(Dataset rows)
******************************
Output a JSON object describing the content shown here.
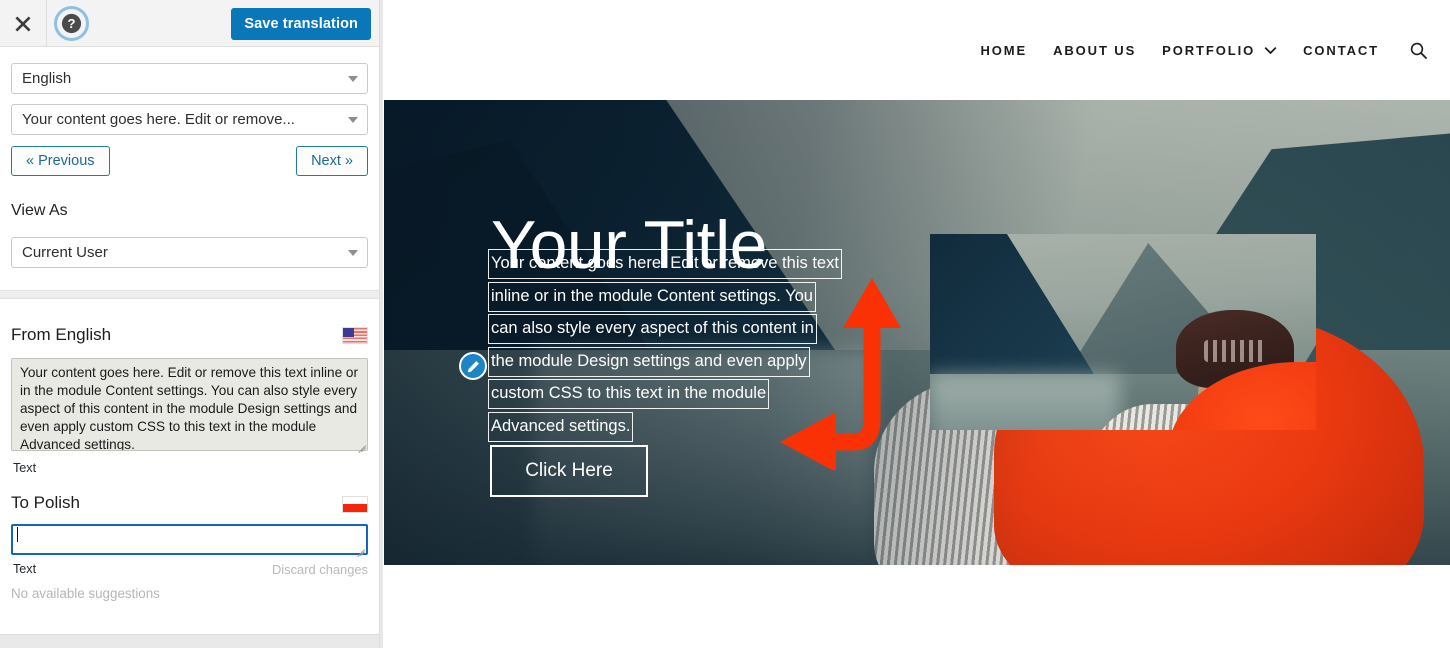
{
  "translation_panel": {
    "toolbar": {
      "close_icon": "close-x-icon",
      "help_icon": "question-mark-icon",
      "save_label": "Save translation",
      "save_bg": "#0b76b8"
    },
    "language_select": {
      "value": "English",
      "caret_icon": "chevron-down-icon"
    },
    "string_select": {
      "value": "Your content goes here. Edit or remove...",
      "caret_icon": "chevron-down-icon"
    },
    "prev_label": "« Previous",
    "next_label": "Next »",
    "view_as": {
      "label": "View As",
      "value": "Current User",
      "caret_icon": "chevron-down-icon"
    },
    "source": {
      "heading": "From English",
      "flag_icon": "flag-us-icon",
      "text": "Your content goes here. Edit or remove this text inline or in the module Content settings. You can also style every aspect of this content in the module Design settings and even apply custom CSS to this text in the module Advanced settings.",
      "meta_label": "Text"
    },
    "target": {
      "heading": "To Polish",
      "flag_icon": "flag-pl-icon",
      "value": "",
      "meta_label": "Text",
      "discard_label": "Discard changes",
      "focus_color": "#1565c0"
    },
    "suggestions_empty": "No available suggestions"
  },
  "site_preview": {
    "nav": {
      "items": [
        {
          "label": "HOME",
          "has_caret": false
        },
        {
          "label": "ABOUT US",
          "has_caret": false
        },
        {
          "label": "PORTFOLIO",
          "has_caret": true
        },
        {
          "label": "CONTACT",
          "has_caret": false
        }
      ],
      "caret_icon": "chevron-down-icon",
      "search_icon": "search-icon"
    },
    "hero": {
      "title": "Your Title",
      "body_lines": [
        "Your content goes here. Edit or remove this text",
        "inline or in the module Content settings. You",
        "can also style every aspect of this content in",
        "the module Design settings and even apply",
        "custom CSS to this text in the module",
        "Advanced settings."
      ],
      "edit_badge_icon": "pencil-edit-icon",
      "cta_label": "Click Here",
      "nested_image_alt": "kayaker-fjord-photo"
    },
    "annotation": {
      "arrow_icon": "curved-double-arrow-annotation",
      "arrow_color": "#fa3105"
    }
  }
}
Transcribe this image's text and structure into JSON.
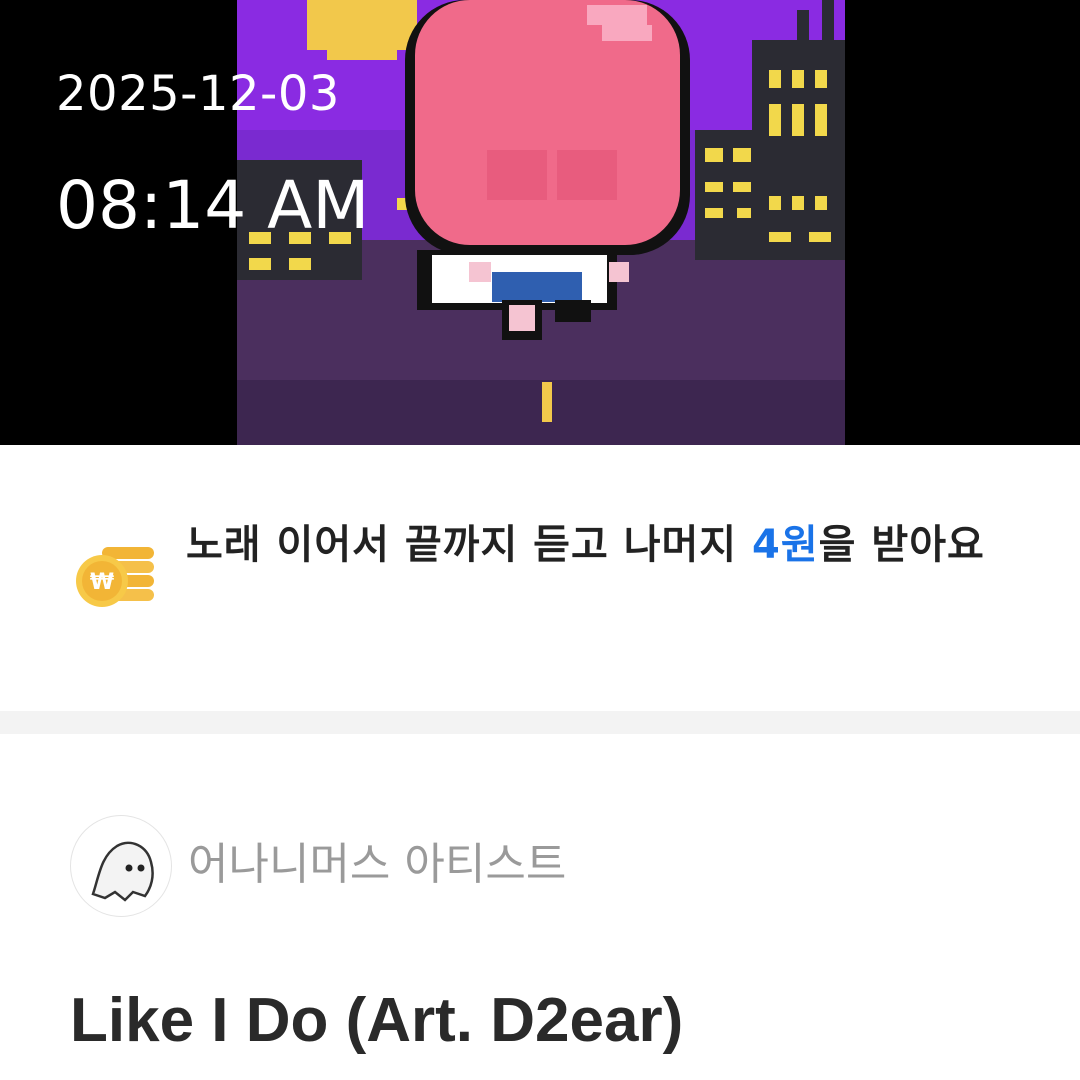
{
  "overlay": {
    "date": "2025-12-03",
    "time": "08:14 AM"
  },
  "reward": {
    "text_before": "노래 이어서 끝까지 듣고 나머지 ",
    "amount": "4원",
    "text_after": "을 받아요",
    "icon": "won-coin-stack-icon"
  },
  "track": {
    "artist": "어나니머스 아티스트",
    "artist_avatar_icon": "ghost-icon",
    "title": "Like I Do (Art. D2ear)"
  },
  "colors": {
    "accent": "#1a73e8",
    "art_sky": "#8a2be2",
    "art_hair": "#f06a8a"
  }
}
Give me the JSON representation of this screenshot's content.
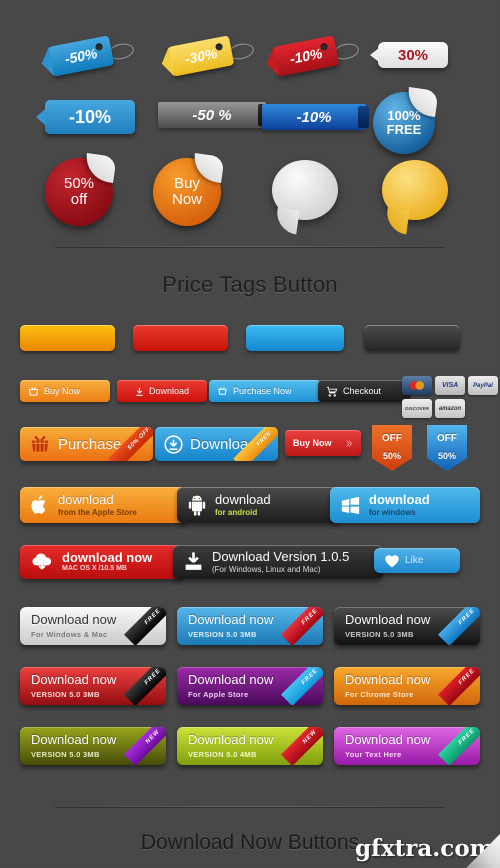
{
  "page": {
    "background_color": "#474747",
    "section_title_1": "Price Tags Button",
    "section_title_2": "Download Now Buttons",
    "watermark": "gfxtra.com"
  },
  "price_tags_row1": [
    {
      "label": "-50%",
      "color": "#1b8ed1",
      "type": "swing-tag"
    },
    {
      "label": "-30%",
      "color": "#f5cf3e",
      "type": "swing-tag"
    },
    {
      "label": "-10%",
      "color": "#cf1a22",
      "type": "swing-tag"
    },
    {
      "label": "30%",
      "color": "#ffffff",
      "type": "callout",
      "text_color": "#b0141c"
    }
  ],
  "price_tags_row2": [
    {
      "label": "-10%",
      "color": "#2a92d6",
      "type": "flag"
    },
    {
      "label": "-50 %",
      "color": "#6e6e6e",
      "type": "ribbon-band"
    },
    {
      "label": "-10%",
      "color": "#1763c9",
      "type": "ribbon-band"
    },
    {
      "label": "100% FREE",
      "color": "#1d6fb8",
      "type": "round-sticker"
    }
  ],
  "price_tags_row3": [
    {
      "label": "50% off",
      "color": "#a8101a",
      "type": "round-sticker"
    },
    {
      "label": "Buy Now",
      "color": "#e8750f",
      "type": "round-sticker"
    },
    {
      "label": "",
      "color": "#f2f2f2",
      "type": "speech-bubble"
    },
    {
      "label": "",
      "color": "#f5c53b",
      "type": "speech-bubble"
    }
  ],
  "plain_buttons": [
    {
      "name": "orange",
      "color": "#f7a708"
    },
    {
      "name": "red",
      "color": "#e22a20"
    },
    {
      "name": "blue",
      "color": "#24a7e8"
    },
    {
      "name": "dark",
      "color": "#3a3a3a"
    }
  ],
  "action_buttons": [
    {
      "label": "Buy Now",
      "icon": "basket-icon",
      "color": "#f6921e"
    },
    {
      "label": "Download",
      "icon": "down-arrow-icon",
      "color": "#e42a21"
    },
    {
      "label": "Purchase Now",
      "icon": "cart-icon",
      "color": "#33ade4"
    },
    {
      "label": "Checkout",
      "icon": "cart-icon",
      "color": "#2b2b2b"
    }
  ],
  "payment_cards": [
    {
      "label": "MasterCard",
      "short": "MC"
    },
    {
      "label": "VISA",
      "short": "VISA"
    },
    {
      "label": "PayPal",
      "short": "PayPal"
    },
    {
      "label": "DISCOVER",
      "short": "DISCOVER"
    },
    {
      "label": "amazon",
      "short": "amazon"
    }
  ],
  "ribbon_buttons": [
    {
      "label": "Purchase",
      "corner": "50% OFF",
      "color": "#f5951d",
      "corner_color": "#e03a17",
      "icon": "basket-icon"
    },
    {
      "label": "Download",
      "corner": "FREE",
      "color": "#2c9ee0",
      "corner_color": "#f39c12",
      "icon": "download-circle-icon"
    }
  ],
  "buy_now_arrow": {
    "label": "Buy Now",
    "icon": "chevron-right-icon",
    "color": "#e03131"
  },
  "pennants": [
    {
      "top": "OFF",
      "bottom": "50%",
      "color": "#e8561e"
    },
    {
      "top": "OFF",
      "bottom": "50%",
      "color": "#2b8fe0"
    }
  ],
  "platform_buttons": [
    {
      "line1": "download",
      "line2": "from the Apple Store",
      "icon": "apple-icon",
      "color": "#f5a11c",
      "line2_color": "#7a3c00"
    },
    {
      "line1": "download",
      "line2": "for android",
      "icon": "android-icon",
      "color": "#2d2d2d",
      "line2_color": "#c6e34a"
    },
    {
      "line1": "download",
      "line2": "for windows",
      "icon": "windows-icon",
      "color": "#35a9e8",
      "line2_color": "#11486e"
    }
  ],
  "download_row": [
    {
      "line1": "download now",
      "line2": "MAC OS X /10.5 MB",
      "icon": "cloud-download-icon",
      "color": "#e02020"
    },
    {
      "line1": "Download Version 1.0.5",
      "line2": "(For Windows, Linux and Mac)",
      "icon": "download-tray-icon",
      "color": "#2e2e2e"
    },
    {
      "line1": "Like",
      "line2": "",
      "icon": "heart-icon",
      "color": "#2e9fe0"
    }
  ],
  "download_now_buttons": [
    {
      "line1": "Download now",
      "line2": "For Windows & Mac",
      "color": "#f0f0f0",
      "color2": "#cfcfcf",
      "text_color": "#333333",
      "sub_color": "#777777",
      "corner": "FREE",
      "corner_color": "#1d1d1d"
    },
    {
      "line1": "Download now",
      "line2": "VERSION 5.0 3MB",
      "color": "#35a1e0",
      "color2": "#1b7ab8",
      "text_color": "#ffffff",
      "sub_color": "#dff0fb",
      "corner": "FREE",
      "corner_color": "#d4152a"
    },
    {
      "line1": "Download now",
      "line2": "VERSION 5.0 3MB",
      "color": "#3a3a3a",
      "color2": "#151515",
      "text_color": "#ffffff",
      "sub_color": "#cccccc",
      "corner": "FREE",
      "corner_color": "#2a94e0"
    },
    {
      "line1": "Download now",
      "line2": "VERSION 5.0 3MB",
      "color": "#e02b2b",
      "color2": "#9d0c10",
      "text_color": "#ffffff",
      "sub_color": "#ffd9d9",
      "corner": "FREE",
      "corner_color": "#1d1d1d"
    },
    {
      "line1": "Download now",
      "line2": "For Apple Store",
      "color": "#8a1f96",
      "color2": "#4f0a5e",
      "text_color": "#ffffff",
      "sub_color": "#f0cdf5",
      "corner": "FREE",
      "corner_color": "#2ab4ef"
    },
    {
      "line1": "Download now",
      "line2": "For Chrome Store",
      "color": "#f59a1e",
      "color2": "#d96b06",
      "text_color": "#ffffff",
      "sub_color": "#ffe8c9",
      "corner": "FREE",
      "corner_color": "#cf1320"
    },
    {
      "line1": "Download now",
      "line2": "VERSION 5.0 3MB",
      "color": "#8a9612",
      "color2": "#4e5406",
      "text_color": "#ffffff",
      "sub_color": "#e7eec0",
      "corner": "NEW",
      "corner_color": "#9416c4"
    },
    {
      "line1": "Download now",
      "line2": "VERSION 5.0 4MB",
      "color": "#c2d62a",
      "color2": "#8aa40c",
      "text_color": "#ffffff",
      "sub_color": "#f4fad0",
      "corner": "NEW",
      "corner_color": "#d4121f"
    },
    {
      "line1": "Download now",
      "line2": "Your Text Here",
      "color": "#d455d8",
      "color2": "#a21fb0",
      "text_color": "#ffffff",
      "sub_color": "#fbdcfb",
      "corner": "FREE",
      "corner_color": "#17c08a"
    }
  ]
}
******************************
TASK OBJECTIVE ▸
Write out each line of the data that holds the string "aspect".

RESULT ▸
      "text": "Your content goes here. Edit or remove this text inline or in the module Content settings. You can also style every aspect of this content in the module Design settings and even apply custom CSS to this text in the module Advanced settings.",
        "can also style every aspect of this content in",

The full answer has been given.